§ Instructions for the task
Exact transcription with no images: write out all of the entries below.

§ Given data
▽

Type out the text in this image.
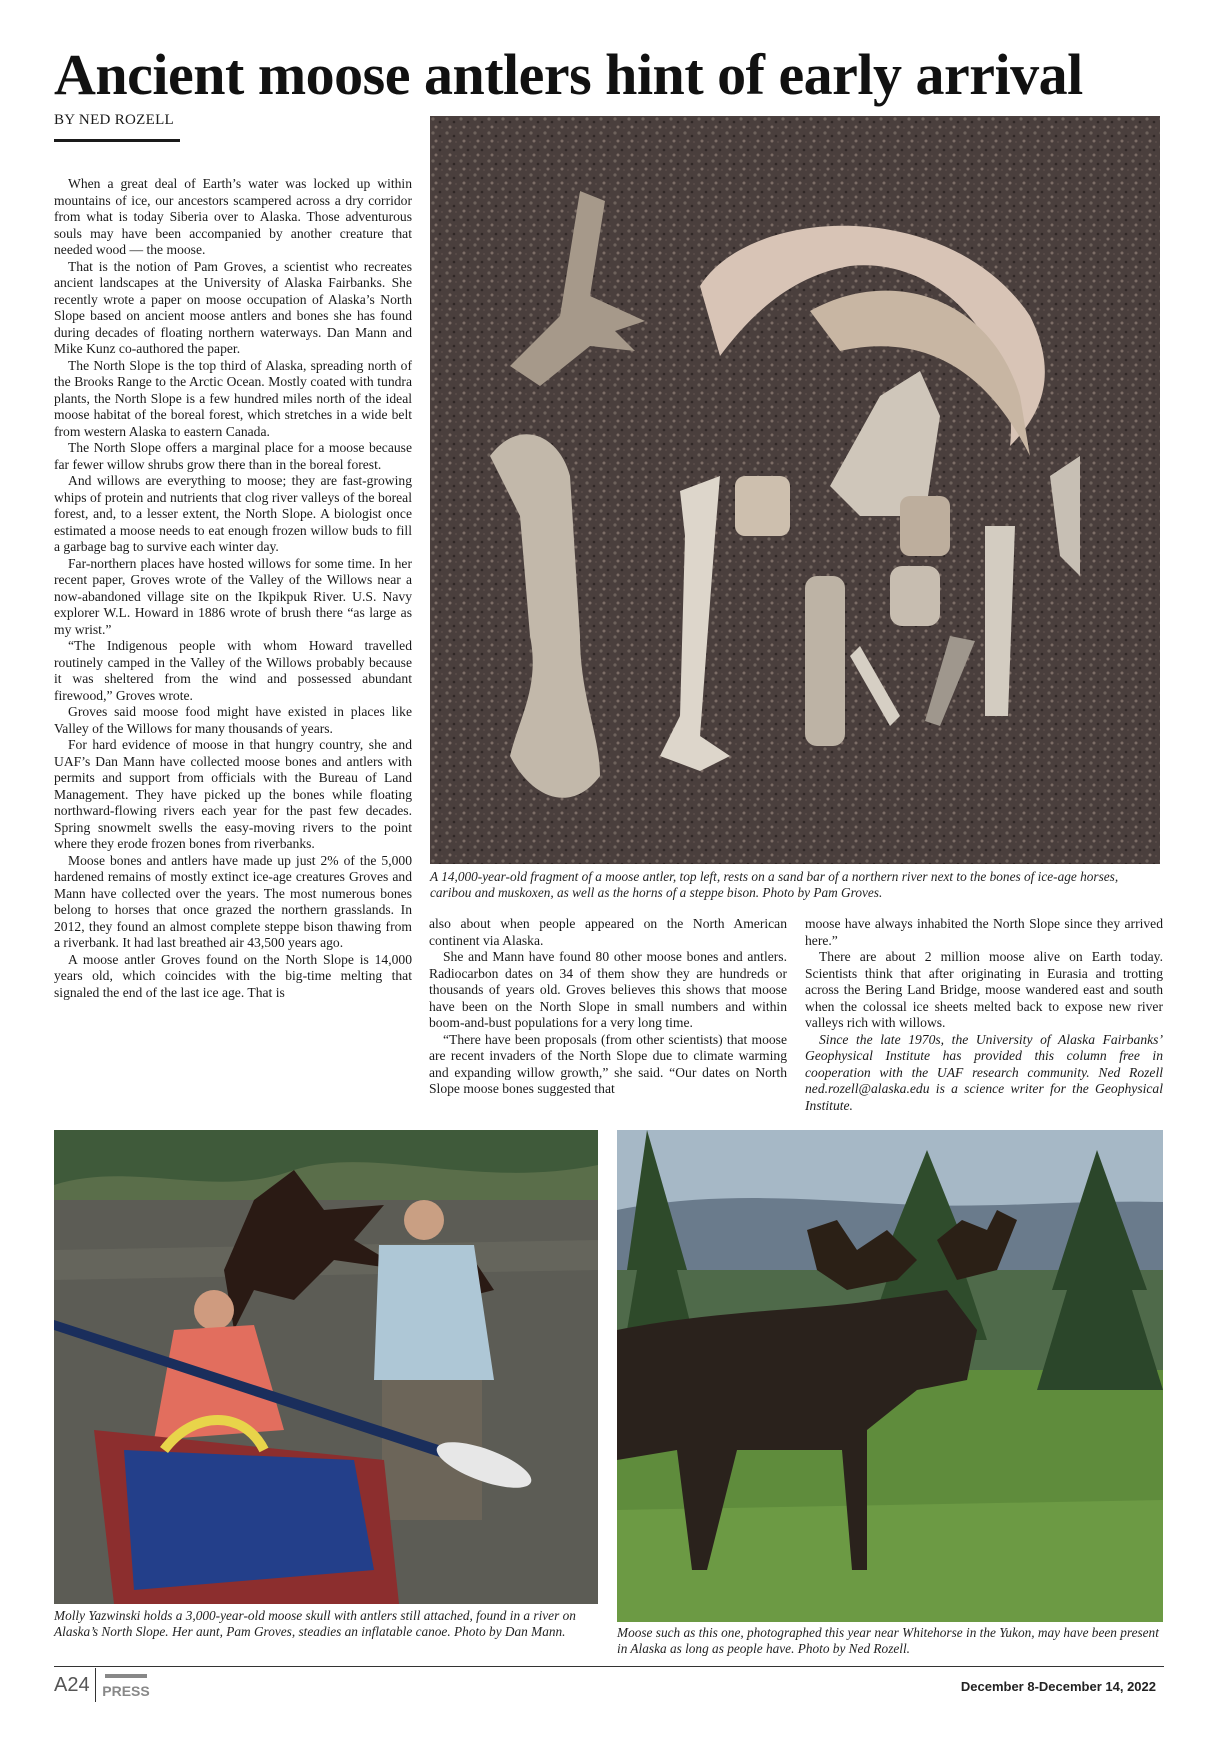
Ancient moose antlers hint of early arrival
BY NED ROZELL

When a great deal of Earth’s water was locked up within mountains of ice, our ancestors scampered across a dry corridor from what is today Siberia over to Alaska. Those adventurous souls may have been accompanied by another creature that needed wood — the moose.

That is the notion of Pam Groves, a scientist who recreates ancient landscapes at the University of Alaska Fairbanks. She recently wrote a paper on moose occupation of Alaska’s North Slope based on ancient moose antlers and bones she has found during decades of floating northern waterways. Dan Mann and Mike Kunz co-authored the paper.

The North Slope is the top third of Alaska, spreading north of the Brooks Range to the Arctic Ocean. Mostly coated with tundra plants, the North Slope is a few hundred miles north of the ideal moose habitat of the boreal forest, which stretches in a wide belt from western Alaska to eastern Canada.

The North Slope offers a marginal place for a moose because far fewer willow shrubs grow there than in the boreal forest.

And willows are everything to moose; they are fast-growing whips of protein and nutrients that clog river valleys of the boreal forest, and, to a lesser extent, the North Slope. A biologist once estimated a moose needs to eat enough frozen willow buds to fill a garbage bag to survive each winter day.

Far-northern places have hosted willows for some time. In her recent paper, Groves wrote of the Valley of the Willows near a now-abandoned village site on the Ikpikpuk River. U.S. Navy explorer W.L. Howard in 1886 wrote of brush there “as large as my wrist.”

“The Indigenous people with whom Howard travelled routinely camped in the Valley of the Willows probably because it was sheltered from the wind and possessed abundant firewood,” Groves wrote.

Groves said moose food might have existed in places like Valley of the Willows for many thousands of years.

For hard evidence of moose in that hungry country, she and UAF’s Dan Mann have collected moose bones and antlers with permits and support from officials with the Bureau of Land Management. They have picked up the bones while floating northward-flowing rivers each year for the past few decades. Spring snowmelt swells the easy-moving rivers to the point where they erode frozen bones from riverbanks.

Moose bones and antlers have made up just 2% of the 5,000 hardened remains of mostly extinct ice-age creatures Groves and Mann have collected over the years. The most numerous bones belong to horses that once grazed the northern grasslands. In 2012, they found an almost complete steppe bison thawing from a riverbank. It had last breathed air 43,500 years ago.

A moose antler Groves found on the North Slope is 14,000 years old, which coincides with the big-time melting that signaled the end of the last ice age. That is

A 14,000-year-old fragment of a moose antler, top left, rests on a sand bar of a northern river next to the bones of ice-age horses, caribou and muskoxen, as well as the horns of a steppe bison. Photo by Pam Groves.

also about when people appeared on the North American continent via Alaska.

She and Mann have found 80 other moose bones and antlers. Radiocarbon dates on 34 of them show they are hundreds or thousands of years old. Groves believes this shows that moose have been on the North Slope in small numbers and within boom-and-bust populations for a very long time.

“There have been proposals (from other scientists) that moose are recent invaders of the North Slope due to climate warming and expanding willow growth,” she said. “Our dates on North Slope moose bones suggested that

moose have always inhabited the North Slope since they arrived here.”

There are about 2 million moose alive on Earth today. Scientists think that after originating in Eurasia and trotting across the Bering Land Bridge, moose wandered east and south when the colossal ice sheets melted back to expose new river valleys rich with willows.

Since the late 1970s, the University of Alaska Fairbanks’ Geophysical Institute has provided this column free in cooperation with the UAF research community. Ned Rozell ned.rozell@alaska.edu is a science writer for the Geophysical Institute.

Molly Yazwinski holds a 3,000-year-old moose skull with antlers still attached, found in a river on Alaska’s North Slope. Her aunt, Pam Groves, steadies an inflatable canoe. Photo by Dan Mann.	Moose such as this one, photographed this year near Whitehorse in the Yukon, may have been present in Alaska as long as people have. Photo by Ned Rozell.
A24 PRESS	December 8-December 14, 2022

△

§ Task response
Type out the text in this image.
Ancient moose antlers hint of early arrival
BY NED ROZELL

When a great deal of Earth’s water was locked up within mountains of ice, our ancestors scampered across a dry corridor from what is today Siberia over to Alaska. Those adventurous souls may have been accompanied by another creature that needed wood — the moose.

That is the notion of Pam Groves, a scientist who recreates ancient landscapes at the University of Alaska Fairbanks. She recently wrote a paper on moose occupation of Alaska’s North Slope based on ancient moose antlers and bones she has found during decades of floating northern waterways. Dan Mann and Mike Kunz co-authored the paper.

The North Slope is the top third of Alaska, spreading north of the Brooks Range to the Arctic Ocean. Mostly coated with tundra plants, the North Slope is a few hundred miles north of the ideal moose habitat of the boreal forest, which stretches in a wide belt from western Alaska to eastern Canada.

The North Slope offers a marginal place for a moose because far fewer willow shrubs grow there than in the boreal forest.

And willows are everything to moose; they are fast-growing whips of protein and nutrients that clog river valleys of the boreal forest, and, to a lesser extent, the North Slope. A biologist once estimated a moose needs to eat enough frozen willow buds to fill a garbage bag to survive each winter day.

Far-northern places have hosted willows for some time. In her recent paper, Groves wrote of the Valley of the Willows near a now-abandoned village site on the Ikpikpuk River. U.S. Navy explorer W.L. Howard in 1886 wrote of brush there “as large as my wrist.”

“The Indigenous people with whom Howard travelled routinely camped in the Valley of the Willows probably because it was sheltered from the wind and possessed abundant firewood,” Groves wrote.

Groves said moose food might have existed in places like Valley of the Willows for many thousands of years.

For hard evidence of moose in that hungry country, she and UAF’s Dan Mann have collected moose bones and antlers with permits and support from officials with the Bureau of Land Management. They have picked up the bones while floating northward-flowing rivers each year for the past few decades. Spring snowmelt swells the easy-moving rivers to the point where they erode frozen bones from riverbanks.

Moose bones and antlers have made up just 2% of the 5,000 hardened remains of mostly extinct ice-age creatures Groves and Mann have collected over the years. The most numerous bones belong to horses that once grazed the northern grasslands. In 2012, they found an almost complete steppe bison thawing from a riverbank. It had last breathed air 43,500 years ago.

A moose antler Groves found on the North Slope is 14,000 years old, which coincides with the big-time melting that signaled the end of the last ice age. That is

A 14,000-year-old fragment of a moose antler, top left, rests on a sand bar of a northern river next to the bones of ice-age horses, caribou and muskoxen, as well as the horns of a steppe bison. Photo by Pam Groves.

also about when people appeared on the North American continent via Alaska.

She and Mann have found 80 other moose bones and antlers. Radiocarbon dates on 34 of them show they are hundreds or thousands of years old. Groves believes this shows that moose have been on the North Slope in small numbers and within boom-and-bust populations for a very long time.

“There have been proposals (from other scientists) that moose are recent invaders of the North Slope due to climate warming and expanding willow growth,” she said. “Our dates on North Slope moose bones suggested that

moose have always inhabited the North Slope since they arrived here.”

There are about 2 million moose alive on Earth today. Scientists think that after originating in Eurasia and trotting across the Bering Land Bridge, moose wandered east and south when the colossal ice sheets melted back to expose new river valleys rich with willows.

Since the late 1970s, the University of Alaska Fairbanks’ Geophysical Institute has provided this column free in cooperation with the UAF research community. Ned Rozell ned.rozell@alaska.edu is a science writer for the Geophysical Institute.

Molly Yazwinski holds a 3,000-year-old moose skull with antlers still attached, found in a river on Alaska’s North Slope. Her aunt, Pam Groves, steadies an inflatable canoe. Photo by Dan Mann.	Moose such as this one, photographed this year near Whitehorse in the Yukon, may have been present in Alaska as long as people have. Photo by Ned Rozell.
A24 PRESS	December 8-December 14, 2022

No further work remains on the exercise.